*YOUR TASK*:
Find every line in the listing below that contains the string "chart", and copy each of those lines.

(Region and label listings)
(begin)
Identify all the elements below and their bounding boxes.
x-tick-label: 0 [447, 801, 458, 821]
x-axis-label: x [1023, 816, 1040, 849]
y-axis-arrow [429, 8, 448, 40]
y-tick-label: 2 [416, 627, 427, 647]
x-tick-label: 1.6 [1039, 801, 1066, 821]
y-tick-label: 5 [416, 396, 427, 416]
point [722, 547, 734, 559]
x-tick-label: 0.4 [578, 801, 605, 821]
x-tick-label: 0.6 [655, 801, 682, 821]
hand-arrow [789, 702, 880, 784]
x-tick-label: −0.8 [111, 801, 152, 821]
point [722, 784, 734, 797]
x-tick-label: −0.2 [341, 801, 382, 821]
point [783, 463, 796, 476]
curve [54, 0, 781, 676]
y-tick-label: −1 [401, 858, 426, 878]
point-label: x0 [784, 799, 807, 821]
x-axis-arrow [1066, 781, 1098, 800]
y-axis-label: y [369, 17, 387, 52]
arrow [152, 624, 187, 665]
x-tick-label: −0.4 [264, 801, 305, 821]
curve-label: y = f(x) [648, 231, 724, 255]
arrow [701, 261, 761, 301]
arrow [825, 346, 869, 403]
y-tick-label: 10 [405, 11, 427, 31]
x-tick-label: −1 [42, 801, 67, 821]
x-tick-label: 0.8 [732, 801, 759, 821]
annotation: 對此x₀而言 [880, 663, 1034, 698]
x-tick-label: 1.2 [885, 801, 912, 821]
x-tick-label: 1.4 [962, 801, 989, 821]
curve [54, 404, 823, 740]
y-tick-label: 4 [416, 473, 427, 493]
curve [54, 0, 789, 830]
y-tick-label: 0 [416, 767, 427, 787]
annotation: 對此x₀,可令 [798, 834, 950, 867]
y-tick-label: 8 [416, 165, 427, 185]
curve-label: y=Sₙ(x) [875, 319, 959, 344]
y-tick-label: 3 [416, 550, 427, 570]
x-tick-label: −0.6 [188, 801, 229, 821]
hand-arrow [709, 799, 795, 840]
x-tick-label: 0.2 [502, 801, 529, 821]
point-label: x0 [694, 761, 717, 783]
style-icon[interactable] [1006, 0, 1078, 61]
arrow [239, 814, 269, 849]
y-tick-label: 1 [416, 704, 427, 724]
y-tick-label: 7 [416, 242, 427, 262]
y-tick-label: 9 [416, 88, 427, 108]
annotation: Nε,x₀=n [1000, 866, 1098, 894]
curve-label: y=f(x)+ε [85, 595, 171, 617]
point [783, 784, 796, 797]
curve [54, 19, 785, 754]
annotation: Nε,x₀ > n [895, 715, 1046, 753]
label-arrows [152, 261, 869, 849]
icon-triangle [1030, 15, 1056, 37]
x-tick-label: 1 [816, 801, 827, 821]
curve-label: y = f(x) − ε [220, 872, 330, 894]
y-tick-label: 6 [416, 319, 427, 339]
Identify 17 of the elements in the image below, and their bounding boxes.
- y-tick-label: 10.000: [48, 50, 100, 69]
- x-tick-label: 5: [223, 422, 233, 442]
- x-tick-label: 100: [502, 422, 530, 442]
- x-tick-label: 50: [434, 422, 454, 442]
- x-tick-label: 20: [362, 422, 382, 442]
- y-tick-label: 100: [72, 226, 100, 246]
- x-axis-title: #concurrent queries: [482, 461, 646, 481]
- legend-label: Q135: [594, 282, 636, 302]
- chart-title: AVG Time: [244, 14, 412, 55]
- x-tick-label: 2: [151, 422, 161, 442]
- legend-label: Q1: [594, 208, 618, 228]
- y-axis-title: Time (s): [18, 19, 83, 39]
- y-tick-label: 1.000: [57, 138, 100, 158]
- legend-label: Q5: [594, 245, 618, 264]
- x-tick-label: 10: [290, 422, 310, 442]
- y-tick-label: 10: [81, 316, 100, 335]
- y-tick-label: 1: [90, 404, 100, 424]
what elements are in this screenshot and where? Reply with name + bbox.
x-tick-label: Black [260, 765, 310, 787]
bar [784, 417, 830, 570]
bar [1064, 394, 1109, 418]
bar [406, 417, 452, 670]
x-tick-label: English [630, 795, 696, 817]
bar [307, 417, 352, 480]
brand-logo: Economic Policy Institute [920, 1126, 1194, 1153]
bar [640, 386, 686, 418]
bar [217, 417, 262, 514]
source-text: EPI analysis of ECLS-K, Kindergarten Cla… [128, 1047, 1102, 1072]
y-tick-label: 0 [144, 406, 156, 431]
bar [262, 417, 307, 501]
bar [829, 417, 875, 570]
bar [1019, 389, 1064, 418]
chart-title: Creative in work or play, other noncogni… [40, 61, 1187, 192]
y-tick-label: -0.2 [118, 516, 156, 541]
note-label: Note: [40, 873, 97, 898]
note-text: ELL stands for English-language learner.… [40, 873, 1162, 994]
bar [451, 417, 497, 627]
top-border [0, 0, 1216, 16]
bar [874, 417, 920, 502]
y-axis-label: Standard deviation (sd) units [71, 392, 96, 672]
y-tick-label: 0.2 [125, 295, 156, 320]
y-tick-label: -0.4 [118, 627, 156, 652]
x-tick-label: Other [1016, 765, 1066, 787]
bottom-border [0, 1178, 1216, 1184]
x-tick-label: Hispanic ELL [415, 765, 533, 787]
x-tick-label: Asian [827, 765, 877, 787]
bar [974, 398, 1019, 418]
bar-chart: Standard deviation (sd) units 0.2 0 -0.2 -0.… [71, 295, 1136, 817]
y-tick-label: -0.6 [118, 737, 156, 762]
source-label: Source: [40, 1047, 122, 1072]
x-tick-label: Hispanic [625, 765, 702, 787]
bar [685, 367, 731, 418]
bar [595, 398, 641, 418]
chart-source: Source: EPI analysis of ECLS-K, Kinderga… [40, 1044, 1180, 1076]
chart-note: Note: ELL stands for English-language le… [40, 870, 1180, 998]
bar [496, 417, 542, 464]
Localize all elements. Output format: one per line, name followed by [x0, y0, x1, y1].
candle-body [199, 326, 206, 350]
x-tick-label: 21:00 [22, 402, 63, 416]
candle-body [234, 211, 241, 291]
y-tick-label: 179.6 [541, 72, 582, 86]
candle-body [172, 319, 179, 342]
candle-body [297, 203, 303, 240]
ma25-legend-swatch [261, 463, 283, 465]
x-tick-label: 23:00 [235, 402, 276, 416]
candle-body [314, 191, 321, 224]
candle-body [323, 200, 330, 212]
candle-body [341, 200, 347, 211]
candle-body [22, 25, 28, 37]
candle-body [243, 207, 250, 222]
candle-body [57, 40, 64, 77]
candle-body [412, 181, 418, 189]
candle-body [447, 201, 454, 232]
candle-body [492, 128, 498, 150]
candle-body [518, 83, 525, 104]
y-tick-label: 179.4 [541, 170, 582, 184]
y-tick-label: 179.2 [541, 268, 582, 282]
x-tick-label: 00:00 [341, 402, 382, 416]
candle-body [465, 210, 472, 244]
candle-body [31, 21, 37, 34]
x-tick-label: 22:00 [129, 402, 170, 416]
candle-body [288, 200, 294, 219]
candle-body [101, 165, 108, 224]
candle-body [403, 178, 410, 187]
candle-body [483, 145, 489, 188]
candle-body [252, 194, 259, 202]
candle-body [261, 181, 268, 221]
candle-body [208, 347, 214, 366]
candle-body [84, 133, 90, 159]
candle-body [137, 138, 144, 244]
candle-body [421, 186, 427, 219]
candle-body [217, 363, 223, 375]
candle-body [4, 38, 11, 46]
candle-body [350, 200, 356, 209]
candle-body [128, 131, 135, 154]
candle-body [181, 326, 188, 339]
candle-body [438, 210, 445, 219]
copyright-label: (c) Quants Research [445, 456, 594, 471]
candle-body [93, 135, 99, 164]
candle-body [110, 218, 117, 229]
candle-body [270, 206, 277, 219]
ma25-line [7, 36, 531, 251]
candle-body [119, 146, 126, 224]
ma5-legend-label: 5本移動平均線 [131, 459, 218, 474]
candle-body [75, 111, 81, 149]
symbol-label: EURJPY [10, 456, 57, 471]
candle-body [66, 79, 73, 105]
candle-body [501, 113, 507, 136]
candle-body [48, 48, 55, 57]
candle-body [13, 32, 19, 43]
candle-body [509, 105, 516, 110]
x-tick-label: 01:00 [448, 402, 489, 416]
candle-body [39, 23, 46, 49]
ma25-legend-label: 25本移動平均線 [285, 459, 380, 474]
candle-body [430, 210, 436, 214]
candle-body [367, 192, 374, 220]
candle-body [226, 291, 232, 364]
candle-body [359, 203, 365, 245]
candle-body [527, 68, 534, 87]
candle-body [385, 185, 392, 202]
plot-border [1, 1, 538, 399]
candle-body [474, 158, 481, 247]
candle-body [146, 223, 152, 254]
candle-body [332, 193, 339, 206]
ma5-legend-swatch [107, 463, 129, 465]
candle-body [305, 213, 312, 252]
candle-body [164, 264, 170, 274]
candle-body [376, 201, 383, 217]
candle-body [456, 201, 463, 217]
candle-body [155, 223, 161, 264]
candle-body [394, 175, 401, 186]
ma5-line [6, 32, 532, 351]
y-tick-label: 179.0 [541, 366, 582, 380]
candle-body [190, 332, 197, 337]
(end)
*WORKED SOLUTION*:
- chart-title: AVG Time: [244, 14, 412, 55]
chart-title: Creative in work or play, other noncogni… [40, 61, 1187, 192]
bar-chart: Standard deviation (sd) units 0.2 0 -0.2 -0.… [71, 295, 1136, 817]
chart-source: Source: EPI analysis of ECLS-K, Kinderga… [40, 1044, 1180, 1076]
chart-note: Note: ELL stands for English-language le… [40, 870, 1180, 998]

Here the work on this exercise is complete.